-- START MATERIAL SUPPLIED --
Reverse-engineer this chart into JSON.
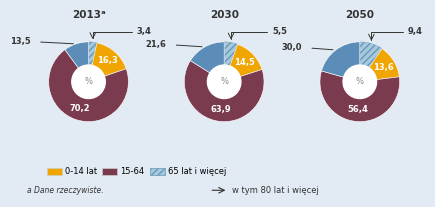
{
  "charts": [
    {
      "title": "2013ᵃ",
      "v_orange": 16.3,
      "v_brown": 70.2,
      "v_blue": 13.5,
      "v_hatch": 3.4,
      "lbl_orange": "16,3",
      "lbl_brown": "70,2",
      "lbl_blue": "13,5",
      "lbl_hatch": "3,4"
    },
    {
      "title": "2030",
      "v_orange": 14.5,
      "v_brown": 63.9,
      "v_blue": 21.6,
      "v_hatch": 5.5,
      "lbl_orange": "14,5",
      "lbl_brown": "63,9",
      "lbl_blue": "21,6",
      "lbl_hatch": "5,5"
    },
    {
      "title": "2050",
      "v_orange": 13.6,
      "v_brown": 56.4,
      "v_blue": 30.0,
      "v_hatch": 9.4,
      "lbl_orange": "13,6",
      "lbl_brown": "56,4",
      "lbl_blue": "30,0",
      "lbl_hatch": "9,4"
    }
  ],
  "col_orange": "#F0A500",
  "col_brown": "#7B3B4E",
  "col_blue": "#5B8DB8",
  "col_hatch_bg": "#A8C8DC",
  "col_hatch_line": "#6699BB",
  "bg": "#E2EBF3",
  "text_dark": "#333333",
  "text_white": "#ffffff",
  "legend_labels": [
    "0-14 lat",
    "15-64",
    "65 lat i więcej"
  ],
  "arrow_label": "w tym 80 lat i więcej",
  "footnote": "a Dane rzeczywiste."
}
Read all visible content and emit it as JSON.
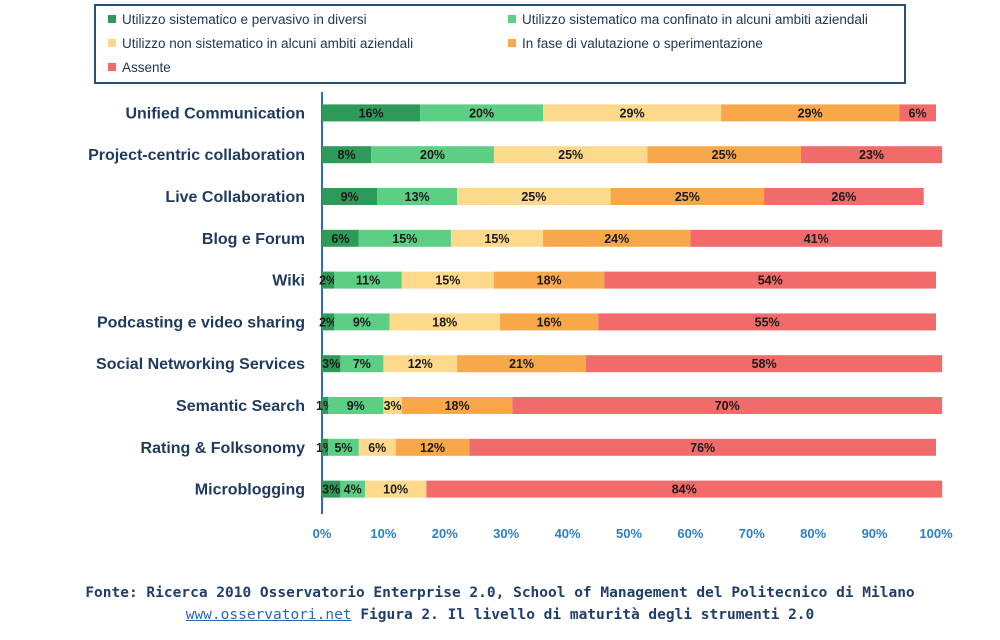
{
  "chart_data": {
    "type": "bar",
    "orientation": "horizontal",
    "stacked": true,
    "categories": [
      "Unified Communication",
      "Project-centric collaboration",
      "Live Collaboration",
      "Blog e Forum",
      "Wiki",
      "Podcasting e video sharing",
      "Social Networking Services",
      "Semantic Search",
      "Rating & Folksonomy",
      "Microblogging"
    ],
    "series": [
      {
        "name": "Utilizzo sistematico e pervasivo in diversi",
        "color": "#2e9a5a",
        "values": [
          16,
          8,
          9,
          6,
          2,
          2,
          3,
          1,
          1,
          3
        ]
      },
      {
        "name": "Utilizzo sistematico ma confinato in alcuni ambiti aziendali",
        "color": "#5ccf85",
        "values": [
          20,
          20,
          13,
          15,
          11,
          9,
          7,
          9,
          5,
          4
        ]
      },
      {
        "name": "Utilizzo non sistematico in alcuni ambiti aziendali",
        "color": "#fdd98c",
        "values": [
          29,
          25,
          25,
          15,
          15,
          18,
          12,
          3,
          6,
          10
        ]
      },
      {
        "name": "In fase di valutazione o sperimentazione",
        "color": "#f8a84a",
        "values": [
          29,
          25,
          25,
          24,
          18,
          16,
          21,
          18,
          12,
          0
        ]
      },
      {
        "name": "Assente",
        "color": "#f26b6b",
        "values": [
          6,
          23,
          26,
          41,
          54,
          55,
          58,
          70,
          76,
          84
        ]
      }
    ],
    "xlim": [
      0,
      100
    ],
    "x_ticks": [
      "0%",
      "10%",
      "20%",
      "30%",
      "40%",
      "50%",
      "60%",
      "70%",
      "80%",
      "90%",
      "100%"
    ],
    "value_suffix": "%",
    "legend_position": "top"
  },
  "footer": {
    "source": "Fonte: Ricerca 2010 Osservatorio Enterprise 2.0, School of Management del Politecnico di Milano",
    "site": "www.osservatori.net",
    "caption": " Figura 2. Il livello di maturità degli strumenti 2.0"
  }
}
-- END MATERIAL SUPPLIED --
| WHAT YOU NEED TO DO |
Provide only the count of lines in the data above that include the string "color".

| RESULT FOR THIS EXERCISE |
5